TASK: Below are records to transcribe exactly, without their pictures.
"""
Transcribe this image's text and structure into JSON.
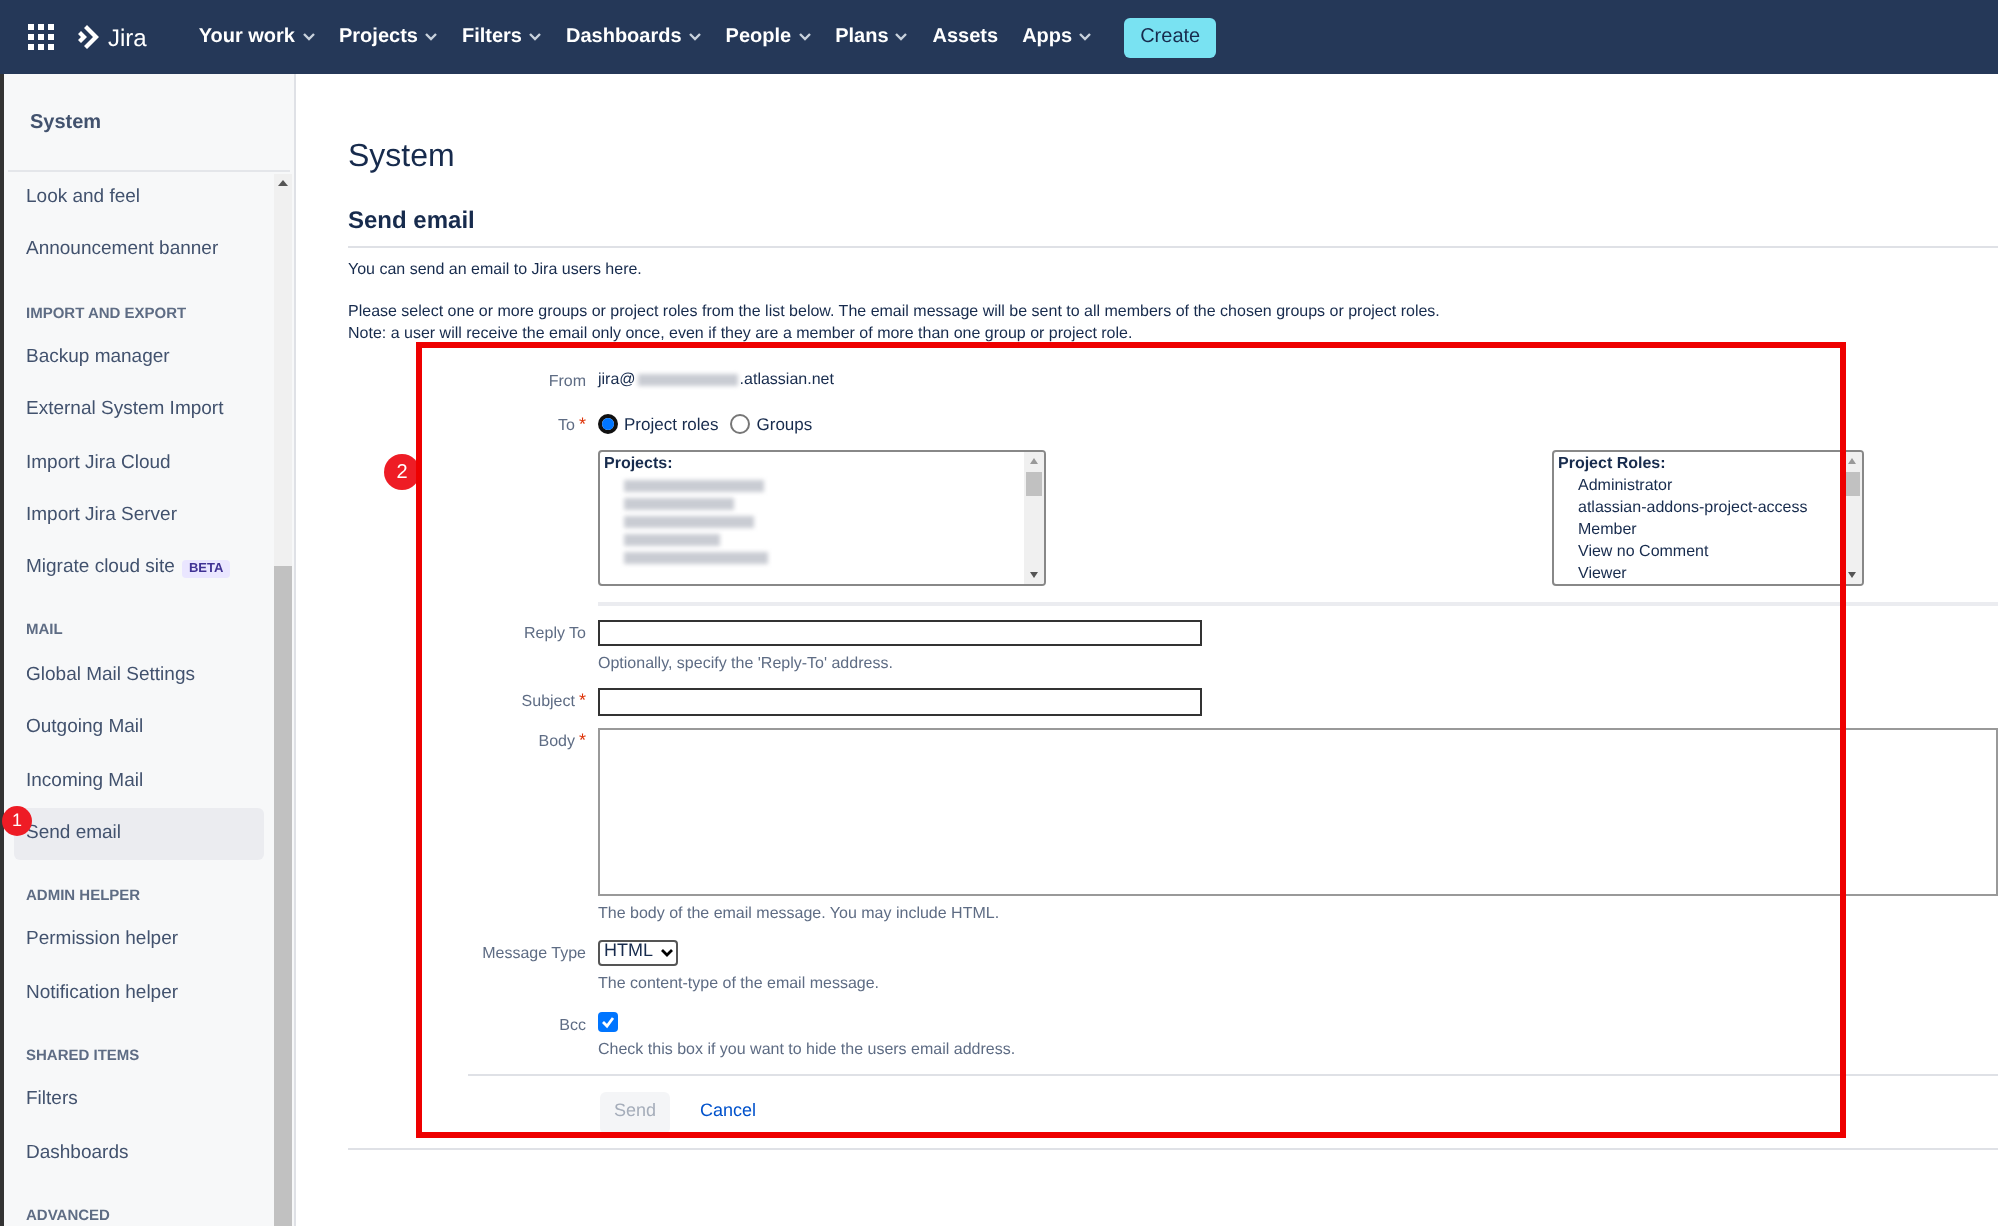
{
  "topnav": {
    "product": "Jira",
    "items": [
      {
        "label": "Your work",
        "dropdown": true
      },
      {
        "label": "Projects",
        "dropdown": true
      },
      {
        "label": "Filters",
        "dropdown": true
      },
      {
        "label": "Dashboards",
        "dropdown": true
      },
      {
        "label": "People",
        "dropdown": true
      },
      {
        "label": "Plans",
        "dropdown": true
      },
      {
        "label": "Assets",
        "dropdown": false
      },
      {
        "label": "Apps",
        "dropdown": true
      }
    ],
    "create": "Create"
  },
  "sidebar": {
    "title": "System",
    "entries": [
      {
        "kind": "item",
        "label": "Look and feel",
        "selected": false
      },
      {
        "kind": "item",
        "label": "Announcement banner",
        "selected": false
      },
      {
        "kind": "heading",
        "label": "IMPORT AND EXPORT"
      },
      {
        "kind": "item",
        "label": "Backup manager",
        "selected": false
      },
      {
        "kind": "item",
        "label": "External System Import",
        "selected": false
      },
      {
        "kind": "item",
        "label": "Import Jira Cloud",
        "selected": false
      },
      {
        "kind": "item",
        "label": "Import Jira Server",
        "selected": false
      },
      {
        "kind": "item",
        "label": "Migrate cloud site",
        "badge": "BETA",
        "selected": false
      },
      {
        "kind": "heading",
        "label": "MAIL"
      },
      {
        "kind": "item",
        "label": "Global Mail Settings",
        "selected": false
      },
      {
        "kind": "item",
        "label": "Outgoing Mail",
        "selected": false
      },
      {
        "kind": "item",
        "label": "Incoming Mail",
        "selected": false
      },
      {
        "kind": "item",
        "label": "Send email",
        "selected": true,
        "marker": "1"
      },
      {
        "kind": "heading",
        "label": "ADMIN HELPER"
      },
      {
        "kind": "item",
        "label": "Permission helper",
        "selected": false
      },
      {
        "kind": "item",
        "label": "Notification helper",
        "selected": false
      },
      {
        "kind": "heading",
        "label": "SHARED ITEMS"
      },
      {
        "kind": "item",
        "label": "Filters",
        "selected": false
      },
      {
        "kind": "item",
        "label": "Dashboards",
        "selected": false
      },
      {
        "kind": "heading",
        "label": "ADVANCED"
      }
    ]
  },
  "page": {
    "title": "System",
    "section": "Send email",
    "intro": "You can send an email to Jira users here.",
    "instructions": [
      "Please select one or more groups or project roles from the list below. The email message will be sent to all members of the chosen groups or project roles.",
      "Note: a user will receive the email only once, even if they are a member of more than one group or project role."
    ]
  },
  "form": {
    "from": {
      "label": "From",
      "prefix": "jira@",
      "suffix": ".atlassian.net"
    },
    "to": {
      "label": "To",
      "required_mark": "*",
      "marker": "2",
      "options": [
        {
          "label": "Project roles",
          "selected": true
        },
        {
          "label": "Groups",
          "selected": false
        }
      ]
    },
    "projects": {
      "heading": "Projects:",
      "items": [
        {
          "kind": "redacted"
        },
        {
          "kind": "redacted"
        },
        {
          "kind": "redacted"
        },
        {
          "kind": "redacted"
        },
        {
          "kind": "redacted"
        }
      ]
    },
    "roles": {
      "heading": "Project Roles:",
      "items": [
        "Administrator",
        "atlassian-addons-project-access",
        "Member",
        "View no Comment",
        "Viewer"
      ]
    },
    "reply_to": {
      "label": "Reply To",
      "help": "Optionally, specify the 'Reply-To' address."
    },
    "subject": {
      "label": "Subject",
      "required_mark": "*"
    },
    "body": {
      "label": "Body",
      "required_mark": "*",
      "help": "The body of the email message. You may include HTML."
    },
    "message_type": {
      "label": "Message Type",
      "value": "HTML",
      "help": "The content-type of the email message."
    },
    "bcc": {
      "label": "Bcc",
      "checked": true,
      "help": "Check this box if you want to hide the users email address."
    },
    "send": "Send",
    "cancel": "Cancel"
  }
}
"""
EXERCISE ANSWER:
Transcribe this image's text and structure into JSON.
{
  "topnav": {
    "product": "Jira",
    "items": [
      {
        "label": "Your work",
        "dropdown": true
      },
      {
        "label": "Projects",
        "dropdown": true
      },
      {
        "label": "Filters",
        "dropdown": true
      },
      {
        "label": "Dashboards",
        "dropdown": true
      },
      {
        "label": "People",
        "dropdown": true
      },
      {
        "label": "Plans",
        "dropdown": true
      },
      {
        "label": "Assets",
        "dropdown": false
      },
      {
        "label": "Apps",
        "dropdown": true
      }
    ],
    "create": "Create"
  },
  "sidebar": {
    "title": "System",
    "entries": [
      {
        "kind": "item",
        "label": "Look and feel",
        "selected": false
      },
      {
        "kind": "item",
        "label": "Announcement banner",
        "selected": false
      },
      {
        "kind": "heading",
        "label": "IMPORT AND EXPORT"
      },
      {
        "kind": "item",
        "label": "Backup manager",
        "selected": false
      },
      {
        "kind": "item",
        "label": "External System Import",
        "selected": false
      },
      {
        "kind": "item",
        "label": "Import Jira Cloud",
        "selected": false
      },
      {
        "kind": "item",
        "label": "Import Jira Server",
        "selected": false
      },
      {
        "kind": "item",
        "label": "Migrate cloud site",
        "badge": "BETA",
        "selected": false
      },
      {
        "kind": "heading",
        "label": "MAIL"
      },
      {
        "kind": "item",
        "label": "Global Mail Settings",
        "selected": false
      },
      {
        "kind": "item",
        "label": "Outgoing Mail",
        "selected": false
      },
      {
        "kind": "item",
        "label": "Incoming Mail",
        "selected": false
      },
      {
        "kind": "item",
        "label": "Send email",
        "selected": true,
        "marker": "1"
      },
      {
        "kind": "heading",
        "label": "ADMIN HELPER"
      },
      {
        "kind": "item",
        "label": "Permission helper",
        "selected": false
      },
      {
        "kind": "item",
        "label": "Notification helper",
        "selected": false
      },
      {
        "kind": "heading",
        "label": "SHARED ITEMS"
      },
      {
        "kind": "item",
        "label": "Filters",
        "selected": false
      },
      {
        "kind": "item",
        "label": "Dashboards",
        "selected": false
      },
      {
        "kind": "heading",
        "label": "ADVANCED"
      }
    ]
  },
  "page": {
    "title": "System",
    "section": "Send email",
    "intro": "You can send an email to Jira users here.",
    "instructions": [
      "Please select one or more groups or project roles from the list below. The email message will be sent to all members of the chosen groups or project roles.",
      "Note: a user will receive the email only once, even if they are a member of more than one group or project role."
    ]
  },
  "form": {
    "from": {
      "label": "From",
      "prefix": "jira@",
      "suffix": ".atlassian.net"
    },
    "to": {
      "label": "To",
      "required_mark": "*",
      "marker": "2",
      "options": [
        {
          "label": "Project roles",
          "selected": true
        },
        {
          "label": "Groups",
          "selected": false
        }
      ]
    },
    "projects": {
      "heading": "Projects:",
      "items": [
        {
          "kind": "redacted"
        },
        {
          "kind": "redacted"
        },
        {
          "kind": "redacted"
        },
        {
          "kind": "redacted"
        },
        {
          "kind": "redacted"
        }
      ]
    },
    "roles": {
      "heading": "Project Roles:",
      "items": [
        "Administrator",
        "atlassian-addons-project-access",
        "Member",
        "View no Comment",
        "Viewer"
      ]
    },
    "reply_to": {
      "label": "Reply To",
      "help": "Optionally, specify the 'Reply-To' address."
    },
    "subject": {
      "label": "Subject",
      "required_mark": "*"
    },
    "body": {
      "label": "Body",
      "required_mark": "*",
      "help": "The body of the email message. You may include HTML."
    },
    "message_type": {
      "label": "Message Type",
      "value": "HTML",
      "help": "The content-type of the email message."
    },
    "bcc": {
      "label": "Bcc",
      "checked": true,
      "help": "Check this box if you want to hide the users email address."
    },
    "send": "Send",
    "cancel": "Cancel"
  }
}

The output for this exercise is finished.